Quote the listing below in its entirety, omitting every image.
+---+
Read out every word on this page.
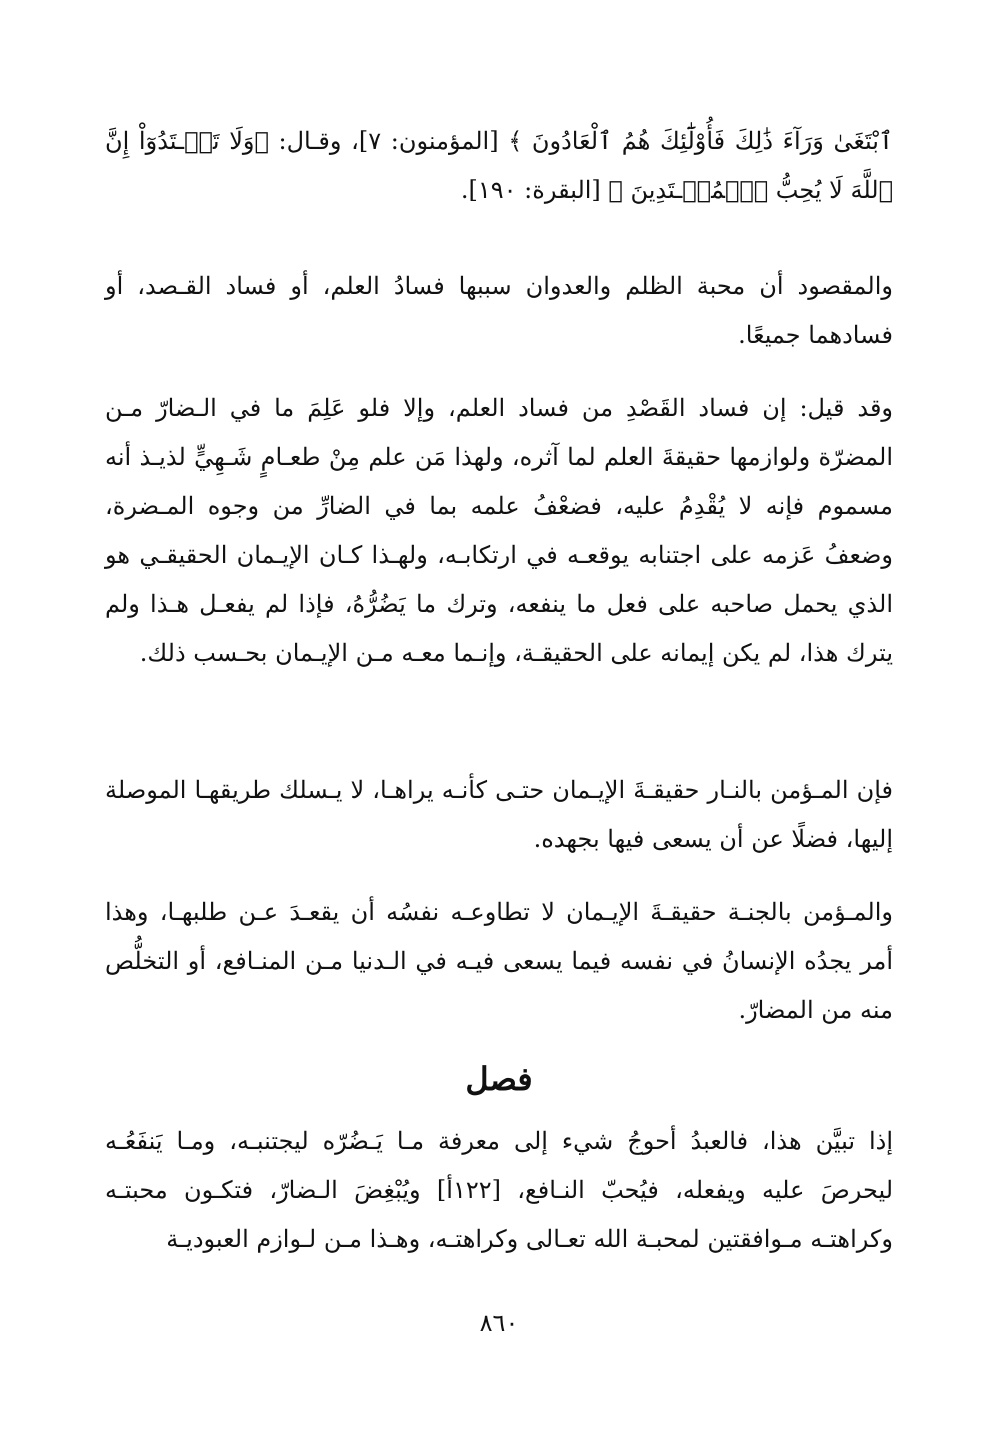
ٱبْتَغَىٰ وَرَآءَ ذَٰلِكَ فَأُوْلَٰٓئِكَ هُمُ ٱلْعَادُونَ ﴾ [المؤمنون: ٧]، وقـال: ﴿وَلَا تَعۡـتَدُوٓاْ إِنَّ ٱللَّهَ لَا يُحِبُّ ٱلۡمُعۡـتَدِينَ ﴾ [البقرة: ١٩٠].

والمقصود أن محبة الظلم والعدوان سببها فسادُ العلم، أو فساد القـصد، أو فسادهما جميعًا.

وقد قيل: إن فساد القَصْدِ من فساد العلم، وإلا فلو عَلِمَ ما في الـضارّ مـن المضرّة ولوازمها حقيقةَ العلم لما آثره، ولهذا مَن علم مِنْ طعـامٍ شَـهِيٍّ لذيـذ أنه مسموم فإنه لا يُقْدِمُ عليه، فضعْفُ علمه بما في الضارِّ من وجوه المـضرة، وضعفُ عَزمه على اجتنابه يوقعـه في ارتكابـه، ولهـذا كـان الإيـمان الحقيقـي هو الذي يحمل صاحبه على فعل ما ينفعه، وترك ما يَضُرُّهُ، فإذا لم يفعـل هـذا ولم يترك هذا، لم يكن إيمانه على الحقيقـة، وإنـما معـه مـن الإيـمان بحـسب ذلك.

فإن المـؤمن بالنـار حقيقـةَ الإيـمان حتـى كأنـه يراهـا، لا يـسلك طريقهـا الموصلة إليها، فضلًا عن أن يسعى فيها بجهده.

والمـؤمن بالجنـة حقيقـةَ الإيـمان لا تطاوعـه نفسُه أن يقعـدَ عـن طلبهـا، وهذا أمر يجدُه الإنسانُ في نفسه فيما يسعى فيـه في الـدنيا مـن المنـافع، أو التخلُّص منه من المضارّ.

فصل

إذا تبيَّن هذا، فالعبدُ أحوجُ شيء إلى معرفة مـا يَـضُرّه ليجتنبـه، ومـا يَنفَعُـه ليحرصَ عليه ويفعله، فيُحبّ النـافع، [١٢٢أ] ويُبْغِضَ الـضارّ، فتكـون محبتـه وكراهتـه مـوافقتين لمحبـة الله تعـالى وكراهتـه، وهـذا مـن لـوازم العبوديـة

٨٦٠
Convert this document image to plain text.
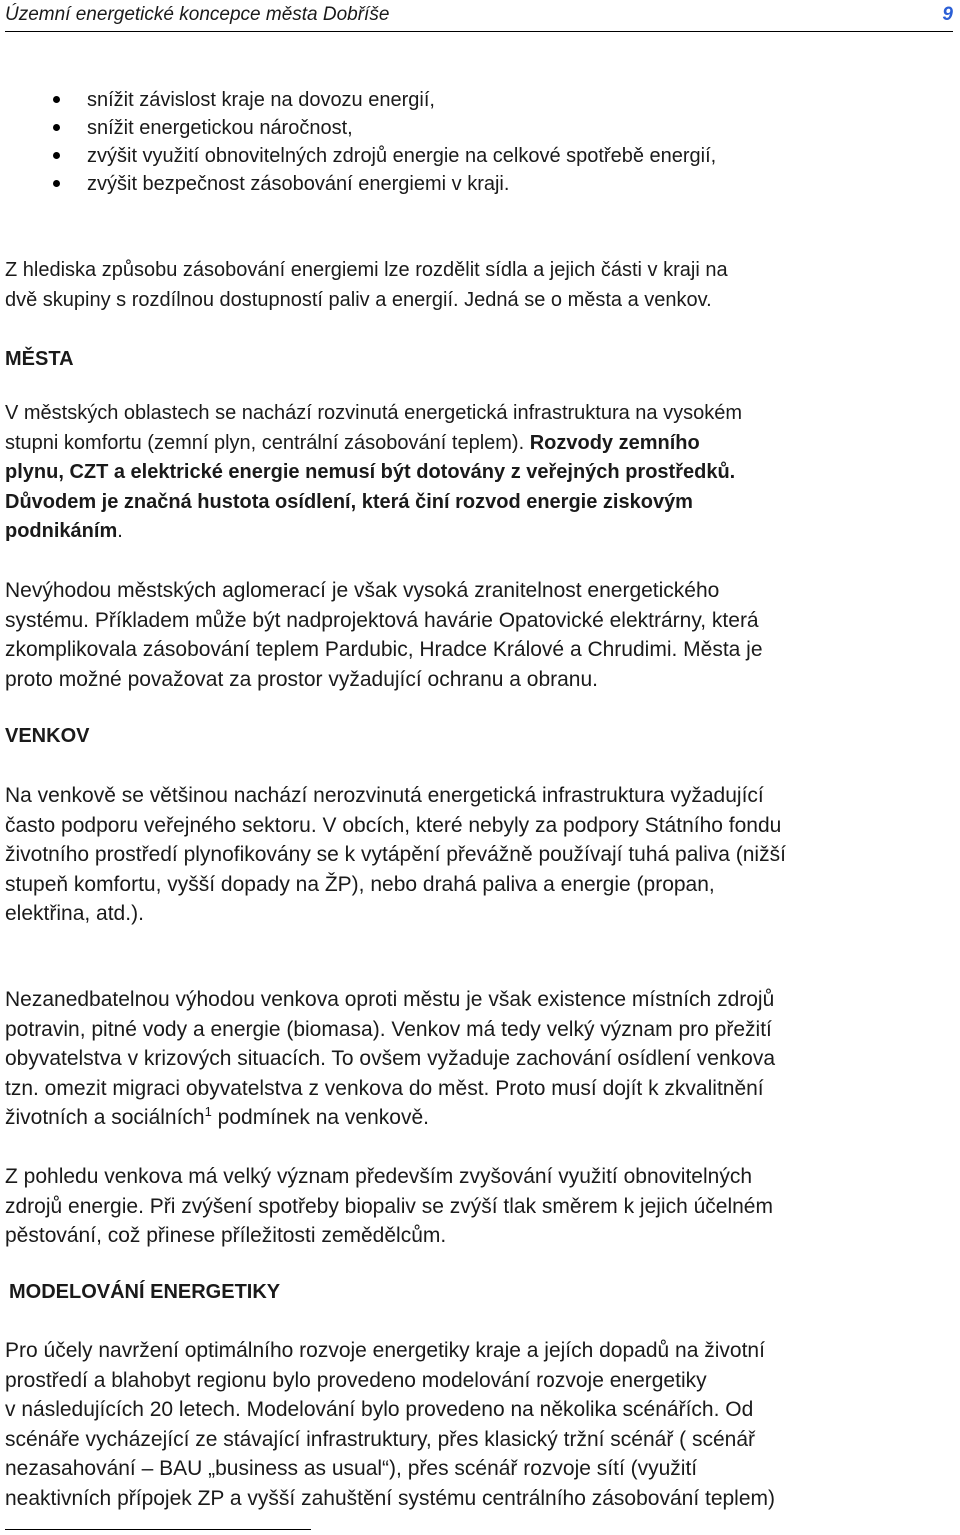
Územní energetické koncepce města Dobříše	9
snížit závislost kraje na dovozu energií,
snížit energetickou náročnost,
zvýšit využití obnovitelných zdrojů energie na celkové spotřebě energií,
zvýšit bezpečnost zásobování energiemi v kraji.

Z hlediska způsobu zásobování energiemi lze rozdělit sídla a jejich části v kraji na
dvě skupiny s rozdílnou dostupností paliv a energií. Jedná se o města a venkov.

MĚSTA

V městských oblastech se nachází rozvinutá energetická infrastruktura na vysokém
stupni komfortu (zemní plyn, centrální zásobování teplem). Rozvody zemního
plynu, CZT a elektrické energie nemusí být dotovány z veřejných prostředků.
Důvodem je značná hustota osídlení, která činí rozvod energie ziskovým
podnikáním.

Nevýhodou městských aglomerací je však vysoká zranitelnost energetického
systému. Příkladem může být nadprojektová havárie Opatovické elektrárny, která
zkomplikovala zásobování teplem Pardubic, Hradce Králové a Chrudimi. Města je
proto možné považovat za prostor vyžadující ochranu a obranu.

VENKOV

Na venkově se většinou nachází nerozvinutá energetická infrastruktura vyžadující
často podporu veřejného sektoru. V obcích, které nebyly za podpory Státního fondu
životního prostředí plynofikovány se k vytápění převážně používají tuhá paliva (nižší
stupeň komfortu, vyšší dopady na ŽP), nebo drahá paliva a energie (propan,
elektřina, atd.).

Nezanedbatelnou výhodou venkova oproti městu je však existence místních zdrojů
potravin, pitné vody a energie (biomasa). Venkov má tedy velký význam pro přežití
obyvatelstva v krizových situacích. To ovšem vyžaduje zachování osídlení venkova
tzn. omezit migraci obyvatelstva z venkova do měst. Proto musí dojít k zkvalitnění
životních a sociálních$^1$ podmínek na venkově.

Z pohledu venkova má velký význam především zvyšování využití obnovitelných
zdrojů energie. Při zvýšení spotřeby biopaliv se zvýší tlak směrem k jejich účelném
pěstování, což přinese příležitosti zemědělcům.

MODELOVÁNÍ ENERGETIKY

Pro účely navržení optimálního rozvoje energetiky kraje a jejích dopadů na životní
prostředí a blahobyt regionu bylo provedeno modelování rozvoje energetiky
v následujících 20 letech. Modelování bylo provedeno na několika scénářích. Od
scénáře vycházející ze stávající infrastruktury, přes klasický tržní scénář ( scénář
nezasahování – BAU „business as usual“), přes scénář rozvoje sítí (využití
neaktivních přípojek ZP a vyšší zahuštění systému centrálního zásobování teplem)
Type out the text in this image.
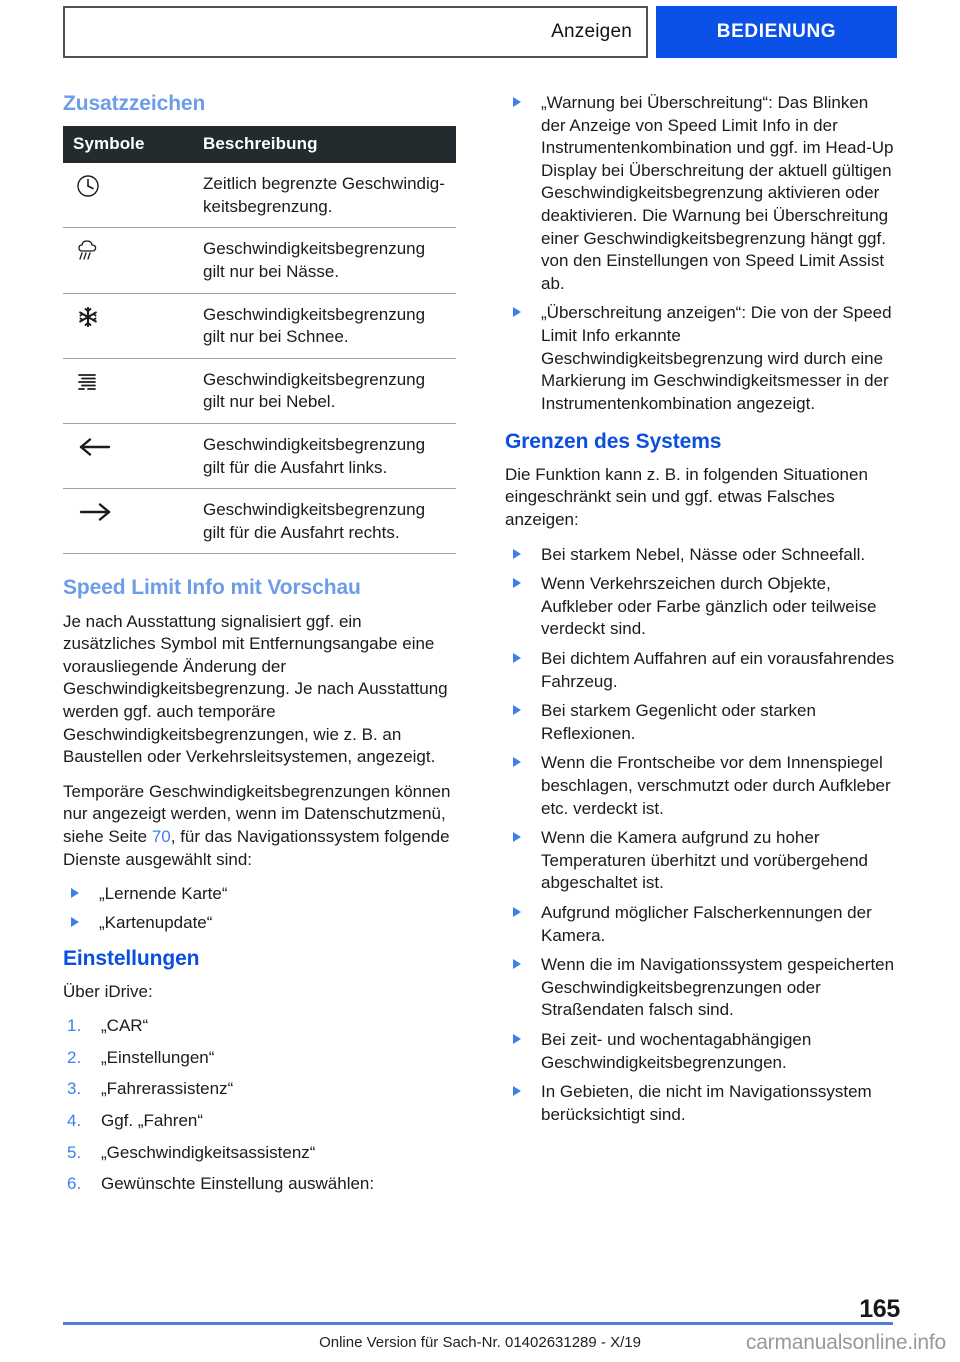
Anzeigen	BEDIENUNG
Zusatzzeichen
Symbole	Beschreibung

	Zeitlich begrenzte Geschwindig-keitsbegrenzung.

	Geschwindigkeitsbegrenzung gilt nur bei Nässe.

	Geschwindigkeitsbegrenzung gilt nur bei Schnee.

	Geschwindigkeitsbegrenzung gilt nur bei Nebel.

	Geschwindigkeitsbegrenzung gilt für die Ausfahrt links.

	Geschwindigkeitsbegrenzung gilt für die Ausfahrt rechts.
Speed Limit Info mit Vorschau

Je nach Ausstattung signalisiert ggf. ein zusätzliches Symbol mit Entfernungsangabe eine vorausliegende Änderung der Geschwindigkeitsbegrenzung. Je nach Ausstattung werden ggf. auch temporäre Geschwindigkeitsbegrenzungen, wie z. B. an Baustellen oder Verkehrsleitsystemen, angezeigt.

Temporäre Geschwindigkeitsbegrenzungen können nur angezeigt werden, wenn im Datenschutzmenü, siehe Seite 70, für das Navigationssystem folgende Dienste ausgewählt sind:

„Lernende Karte“
„Kartenupdate“
Einstellungen

Über iDrive:

1. „CAR“
2. „Einstellungen“
3. „Fahrerassistenz“
4. Ggf. „Fahren“
5. „Geschwindigkeitsassistenz“
6. Gewünschte Einstellung auswählen:
„Warnung bei Überschreitung“: Das Blinken der Anzeige von Speed Limit Info in der Instrumentenkombination und ggf. im Head-Up Display bei Überschreitung der aktuell gültigen Geschwindigkeitsbegrenzung aktivieren oder deaktivieren. Die Warnung bei Überschreitung einer Geschwindigkeitsbegrenzung hängt ggf. von den Einstellungen von Speed Limit Assist ab.
„Überschreitung anzeigen“: Die von der Speed Limit Info erkannte Geschwindigkeitsbegrenzung wird durch eine Markierung im Geschwindigkeitsmesser in der Instrumentenkombination angezeigt.
Grenzen des Systems

Die Funktion kann z. B. in folgenden Situationen eingeschränkt sein und ggf. etwas Falsches anzeigen:

Bei starkem Nebel, Nässe oder Schneefall.
Wenn Verkehrszeichen durch Objekte, Aufkleber oder Farbe gänzlich oder teilweise verdeckt sind.
Bei dichtem Auffahren auf ein vorausfahrendes Fahrzeug.
Bei starkem Gegenlicht oder starken Reflexionen.
Wenn die Frontscheibe vor dem Innenspiegel beschlagen, verschmutzt oder durch Aufkleber etc. verdeckt ist.
Wenn die Kamera aufgrund zu hoher Temperaturen überhitzt und vorübergehend abgeschaltet ist.
Aufgrund möglicher Falscherkennungen der Kamera.
Wenn die im Navigationssystem gespeicherten Geschwindigkeitsbegrenzungen oder Straßendaten falsch sind.
Bei zeit- und wochentagabhängigen Geschwindigkeitsbegrenzungen.
In Gebieten, die nicht im Navigationssystem berücksichtigt sind.
165
Online Version für Sach-Nr. 01402631289 - X/19	carmanualsonline.info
+---+
RESULT OF THE TASK:
Read out every word on this page.
ٱبْتَغَىٰ وَرَآءَ ذَٰلِكَ فَأُوْلَٰٓئِكَ هُمُ ٱلْعَادُونَ ﴾ [المؤمنون: ٧]، وقـال: ﴿وَلَا تَعۡـتَدُوٓاْ إِنَّ ٱللَّهَ لَا يُحِبُّ ٱلۡمُعۡـتَدِينَ ﴾ [البقرة: ١٩٠].

والمقصود أن محبة الظلم والعدوان سببها فسادُ العلم، أو فساد القـصد، أو فسادهما جميعًا.

وقد قيل: إن فساد القَصْدِ من فساد العلم، وإلا فلو عَلِمَ ما في الـضارّ مـن المضرّة ولوازمها حقيقةَ العلم لما آثره، ولهذا مَن علم مِنْ طعـامٍ شَـهِيٍّ لذيـذ أنه مسموم فإنه لا يُقْدِمُ عليه، فضعْفُ علمه بما في الضارِّ من وجوه المـضرة، وضعفُ عَزمه على اجتنابه يوقعـه في ارتكابـه، ولهـذا كـان الإيـمان الحقيقـي هو الذي يحمل صاحبه على فعل ما ينفعه، وترك ما يَضُرُّهُ، فإذا لم يفعـل هـذا ولم يترك هذا، لم يكن إيمانه على الحقيقـة، وإنـما معـه مـن الإيـمان بحـسب ذلك.

فإن المـؤمن بالنـار حقيقـةَ الإيـمان حتـى كأنـه يراهـا، لا يـسلك طريقهـا الموصلة إليها، فضلًا عن أن يسعى فيها بجهده.

والمـؤمن بالجنـة حقيقـةَ الإيـمان لا تطاوعـه نفسُه أن يقعـدَ عـن طلبهـا، وهذا أمر يجدُه الإنسانُ في نفسه فيما يسعى فيـه في الـدنيا مـن المنـافع، أو التخلُّص منه من المضارّ.

فصل

إذا تبيَّن هذا، فالعبدُ أحوجُ شيء إلى معرفة مـا يَـضُرّه ليجتنبـه، ومـا يَنفَعُـه ليحرصَ عليه ويفعله، فيُحبّ النـافع، [١٢٢أ] ويُبْغِضَ الـضارّ، فتكـون محبتـه وكراهتـه مـوافقتين لمحبـة الله تعـالى وكراهتـه، وهـذا مـن لـوازم العبوديـة

٨٦٠
Convert this document image to plain text.
Územní energetické koncepce města Dobříše	9
snížit závislost kraje na dovozu energií,
snížit energetickou náročnost,
zvýšit využití obnovitelných zdrojů energie na celkové spotřebě energií,
zvýšit bezpečnost zásobování energiemi v kraji.

Z hlediska způsobu zásobování energiemi lze rozdělit sídla a jejich části v kraji na
dvě skupiny s rozdílnou dostupností paliv a energií. Jedná se o města a venkov.

MĚSTA

V městských oblastech se nachází rozvinutá energetická infrastruktura na vysokém
stupni komfortu (zemní plyn, centrální zásobování teplem). Rozvody zemního
plynu, CZT a elektrické energie nemusí být dotovány z veřejných prostředků.
Důvodem je značná hustota osídlení, která činí rozvod energie ziskovým
podnikáním.

Nevýhodou městských aglomerací je však vysoká zranitelnost energetického
systému. Příkladem může být nadprojektová havárie Opatovické elektrárny, která
zkomplikovala zásobování teplem Pardubic, Hradce Králové a Chrudimi. Města je
proto možné považovat za prostor vyžadující ochranu a obranu.

VENKOV

Na venkově se většinou nachází nerozvinutá energetická infrastruktura vyžadující
často podporu veřejného sektoru. V obcích, které nebyly za podpory Státního fondu
životního prostředí plynofikovány se k vytápění převážně používají tuhá paliva (nižší
stupeň komfortu, vyšší dopady na ŽP), nebo drahá paliva a energie (propan,
elektřina, atd.).

Nezanedbatelnou výhodou venkova oproti městu je však existence místních zdrojů
potravin, pitné vody a energie (biomasa). Venkov má tedy velký význam pro přežití
obyvatelstva v krizových situacích. To ovšem vyžaduje zachování osídlení venkova
tzn. omezit migraci obyvatelstva z venkova do měst. Proto musí dojít k zkvalitnění
životních a sociálních$^1$ podmínek na venkově.

Z pohledu venkova má velký význam především zvyšování využití obnovitelných
zdrojů energie. Při zvýšení spotřeby biopaliv se zvýší tlak směrem k jejich účelném
pěstování, což přinese příležitosti zemědělcům.

MODELOVÁNÍ ENERGETIKY

Pro účely navržení optimálního rozvoje energetiky kraje a jejích dopadů na životní
prostředí a blahobyt regionu bylo provedeno modelování rozvoje energetiky
v následujících 20 letech. Modelování bylo provedeno na několika scénářích. Od
scénáře vycházející ze stávající infrastruktury, přes klasický tržní scénář ( scénář
nezasahování – BAU „business as usual“), přes scénář rozvoje sítí (využití
neaktivních přípojek ZP a vyšší zahuštění systému centrálního zásobování teplem)
Type out the text in this image.
Anzeigen	BEDIENUNG
Zusatzzeichen
Symbole	Beschreibung

	Zeitlich begrenzte Geschwindig-keitsbegrenzung.

	Geschwindigkeitsbegrenzung gilt nur bei Nässe.

	Geschwindigkeitsbegrenzung gilt nur bei Schnee.

	Geschwindigkeitsbegrenzung gilt nur bei Nebel.

	Geschwindigkeitsbegrenzung gilt für die Ausfahrt links.

	Geschwindigkeitsbegrenzung gilt für die Ausfahrt rechts.
Speed Limit Info mit Vorschau

Je nach Ausstattung signalisiert ggf. ein zusätzliches Symbol mit Entfernungsangabe eine vorausliegende Änderung der Geschwindigkeitsbegrenzung. Je nach Ausstattung werden ggf. auch temporäre Geschwindigkeitsbegrenzungen, wie z. B. an Baustellen oder Verkehrsleitsystemen, angezeigt.

Temporäre Geschwindigkeitsbegrenzungen können nur angezeigt werden, wenn im Datenschutzmenü, siehe Seite 70, für das Navigationssystem folgende Dienste ausgewählt sind:

„Lernende Karte“
„Kartenupdate“
Einstellungen

Über iDrive:

1. „CAR“
2. „Einstellungen“
3. „Fahrerassistenz“
4. Ggf. „Fahren“
5. „Geschwindigkeitsassistenz“
6. Gewünschte Einstellung auswählen:
„Warnung bei Überschreitung“: Das Blinken der Anzeige von Speed Limit Info in der Instrumentenkombination und ggf. im Head-Up Display bei Überschreitung der aktuell gültigen Geschwindigkeitsbegrenzung aktivieren oder deaktivieren. Die Warnung bei Überschreitung einer Geschwindigkeitsbegrenzung hängt ggf. von den Einstellungen von Speed Limit Assist ab.
„Überschreitung anzeigen“: Die von der Speed Limit Info erkannte Geschwindigkeitsbegrenzung wird durch eine Markierung im Geschwindigkeitsmesser in der Instrumentenkombination angezeigt.
Grenzen des Systems

Die Funktion kann z. B. in folgenden Situationen eingeschränkt sein und ggf. etwas Falsches anzeigen:

Bei starkem Nebel, Nässe oder Schneefall.
Wenn Verkehrszeichen durch Objekte, Aufkleber oder Farbe gänzlich oder teilweise verdeckt sind.
Bei dichtem Auffahren auf ein vorausfahrendes Fahrzeug.
Bei starkem Gegenlicht oder starken Reflexionen.
Wenn die Frontscheibe vor dem Innenspiegel beschlagen, verschmutzt oder durch Aufkleber etc. verdeckt ist.
Wenn die Kamera aufgrund zu hoher Temperaturen überhitzt und vorübergehend abgeschaltet ist.
Aufgrund möglicher Falscherkennungen der Kamera.
Wenn die im Navigationssystem gespeicherten Geschwindigkeitsbegrenzungen oder Straßendaten falsch sind.
Bei zeit- und wochentagabhängigen Geschwindigkeitsbegrenzungen.
In Gebieten, die nicht im Navigationssystem berücksichtigt sind.
165
Online Version für Sach-Nr. 01402631289 - X/19	carmanualsonline.info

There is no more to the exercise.